◆ Task to complete ◆
Repeat all of the data precisely.

[Records from a data collection]
**********
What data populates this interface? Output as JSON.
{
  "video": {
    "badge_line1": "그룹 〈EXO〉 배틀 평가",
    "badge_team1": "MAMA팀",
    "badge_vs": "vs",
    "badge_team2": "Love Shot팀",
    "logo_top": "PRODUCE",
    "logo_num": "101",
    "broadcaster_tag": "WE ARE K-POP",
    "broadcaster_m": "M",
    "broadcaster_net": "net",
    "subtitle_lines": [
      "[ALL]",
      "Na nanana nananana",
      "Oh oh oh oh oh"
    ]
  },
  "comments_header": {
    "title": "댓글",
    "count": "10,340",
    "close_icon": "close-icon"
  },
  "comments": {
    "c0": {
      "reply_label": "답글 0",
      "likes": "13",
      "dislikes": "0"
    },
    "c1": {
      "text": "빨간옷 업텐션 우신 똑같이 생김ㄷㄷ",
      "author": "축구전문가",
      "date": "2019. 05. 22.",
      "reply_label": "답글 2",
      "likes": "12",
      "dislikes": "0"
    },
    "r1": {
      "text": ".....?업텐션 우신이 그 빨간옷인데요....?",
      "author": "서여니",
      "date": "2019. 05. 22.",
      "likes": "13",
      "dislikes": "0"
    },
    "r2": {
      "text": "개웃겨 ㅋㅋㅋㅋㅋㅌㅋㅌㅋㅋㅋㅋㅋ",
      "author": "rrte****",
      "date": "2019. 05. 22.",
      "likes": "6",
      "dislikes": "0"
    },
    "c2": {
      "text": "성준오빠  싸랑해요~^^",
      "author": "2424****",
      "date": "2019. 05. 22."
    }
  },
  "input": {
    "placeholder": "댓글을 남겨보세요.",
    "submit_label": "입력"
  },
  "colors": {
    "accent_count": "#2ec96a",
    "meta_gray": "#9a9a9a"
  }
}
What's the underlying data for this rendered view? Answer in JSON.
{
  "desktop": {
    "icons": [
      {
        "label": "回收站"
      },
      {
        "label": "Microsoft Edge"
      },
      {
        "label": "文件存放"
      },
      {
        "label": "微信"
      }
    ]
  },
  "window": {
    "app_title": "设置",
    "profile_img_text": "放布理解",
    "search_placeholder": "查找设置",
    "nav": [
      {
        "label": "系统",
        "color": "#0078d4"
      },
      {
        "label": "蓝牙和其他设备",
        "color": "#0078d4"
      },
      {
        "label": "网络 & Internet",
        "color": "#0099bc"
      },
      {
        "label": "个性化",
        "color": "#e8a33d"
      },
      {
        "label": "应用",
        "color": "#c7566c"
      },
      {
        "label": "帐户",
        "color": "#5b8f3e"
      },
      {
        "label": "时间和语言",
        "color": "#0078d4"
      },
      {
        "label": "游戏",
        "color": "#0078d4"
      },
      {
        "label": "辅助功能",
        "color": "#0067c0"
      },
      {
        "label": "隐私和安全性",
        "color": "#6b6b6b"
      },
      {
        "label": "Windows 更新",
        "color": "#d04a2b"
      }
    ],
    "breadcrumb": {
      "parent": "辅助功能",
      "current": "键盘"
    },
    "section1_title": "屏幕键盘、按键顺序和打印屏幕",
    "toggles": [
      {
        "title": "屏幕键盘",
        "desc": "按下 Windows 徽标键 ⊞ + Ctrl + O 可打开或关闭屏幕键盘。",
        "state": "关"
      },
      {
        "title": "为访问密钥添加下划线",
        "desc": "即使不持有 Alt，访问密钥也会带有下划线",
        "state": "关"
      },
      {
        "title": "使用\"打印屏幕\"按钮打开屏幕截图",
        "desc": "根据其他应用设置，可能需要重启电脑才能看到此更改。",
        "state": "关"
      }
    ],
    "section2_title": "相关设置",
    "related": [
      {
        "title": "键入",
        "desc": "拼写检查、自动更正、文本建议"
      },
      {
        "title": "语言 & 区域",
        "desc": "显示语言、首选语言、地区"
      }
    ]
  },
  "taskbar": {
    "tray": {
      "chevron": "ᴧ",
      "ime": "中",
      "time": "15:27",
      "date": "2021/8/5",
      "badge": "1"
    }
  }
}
**********
◆ Exercise result ◆
What data populates this interface? Output as JSON.
{
  "video": {
    "badge_line1": "그룹 〈EXO〉 배틀 평가",
    "badge_team1": "MAMA팀",
    "badge_vs": "vs",
    "badge_team2": "Love Shot팀",
    "logo_top": "PRODUCE",
    "logo_num": "101",
    "broadcaster_tag": "WE ARE K-POP",
    "broadcaster_m": "M",
    "broadcaster_net": "net",
    "subtitle_lines": [
      "[ALL]",
      "Na nanana nananana",
      "Oh oh oh oh oh"
    ]
  },
  "comments_header": {
    "title": "댓글",
    "count": "10,340",
    "close_icon": "close-icon"
  },
  "comments": {
    "c0": {
      "reply_label": "답글 0",
      "likes": "13",
      "dislikes": "0"
    },
    "c1": {
      "text": "빨간옷 업텐션 우신 똑같이 생김ㄷㄷ",
      "author": "축구전문가",
      "date": "2019. 05. 22.",
      "reply_label": "답글 2",
      "likes": "12",
      "dislikes": "0"
    },
    "r1": {
      "text": ".....?업텐션 우신이 그 빨간옷인데요....?",
      "author": "서여니",
      "date": "2019. 05. 22.",
      "likes": "13",
      "dislikes": "0"
    },
    "r2": {
      "text": "개웃겨 ㅋㅋㅋㅋㅋㅌㅋㅌㅋㅋㅋㅋㅋ",
      "author": "rrte****",
      "date": "2019. 05. 22.",
      "likes": "6",
      "dislikes": "0"
    },
    "c2": {
      "text": "성준오빠  싸랑해요~^^",
      "author": "2424****",
      "date": "2019. 05. 22."
    }
  },
  "input": {
    "placeholder": "댓글을 남겨보세요.",
    "submit_label": "입력"
  },
  "colors": {
    "accent_count": "#2ec96a",
    "meta_gray": "#9a9a9a"
  }
}
What's the underlying data for this rendered view? Answer in JSON.
{
  "desktop": {
    "icons": [
      {
        "label": "回收站"
      },
      {
        "label": "Microsoft Edge"
      },
      {
        "label": "文件存放"
      },
      {
        "label": "微信"
      }
    ]
  },
  "window": {
    "app_title": "设置",
    "profile_img_text": "放布理解",
    "search_placeholder": "查找设置",
    "nav": [
      {
        "label": "系统",
        "color": "#0078d4"
      },
      {
        "label": "蓝牙和其他设备",
        "color": "#0078d4"
      },
      {
        "label": "网络 & Internet",
        "color": "#0099bc"
      },
      {
        "label": "个性化",
        "color": "#e8a33d"
      },
      {
        "label": "应用",
        "color": "#c7566c"
      },
      {
        "label": "帐户",
        "color": "#5b8f3e"
      },
      {
        "label": "时间和语言",
        "color": "#0078d4"
      },
      {
        "label": "游戏",
        "color": "#0078d4"
      },
      {
        "label": "辅助功能",
        "color": "#0067c0"
      },
      {
        "label": "隐私和安全性",
        "color": "#6b6b6b"
      },
      {
        "label": "Windows 更新",
        "color": "#d04a2b"
      }
    ],
    "breadcrumb": {
      "parent": "辅助功能",
      "current": "键盘"
    },
    "section1_title": "屏幕键盘、按键顺序和打印屏幕",
    "toggles": [
      {
        "title": "屏幕键盘",
        "desc": "按下 Windows 徽标键 ⊞ + Ctrl + O 可打开或关闭屏幕键盘。",
        "state": "关"
      },
      {
        "title": "为访问密钥添加下划线",
        "desc": "即使不持有 Alt，访问密钥也会带有下划线",
        "state": "关"
      },
      {
        "title": "使用\"打印屏幕\"按钮打开屏幕截图",
        "desc": "根据其他应用设置，可能需要重启电脑才能看到此更改。",
        "state": "关"
      }
    ],
    "section2_title": "相关设置",
    "related": [
      {
        "title": "键入",
        "desc": "拼写检查、自动更正、文本建议"
      },
      {
        "title": "语言 & 区域",
        "desc": "显示语言、首选语言、地区"
      }
    ]
  },
  "taskbar": {
    "tray": {
      "chevron": "ᴧ",
      "ime": "中",
      "time": "15:27",
      "date": "2021/8/5",
      "badge": "1"
    }
  }
}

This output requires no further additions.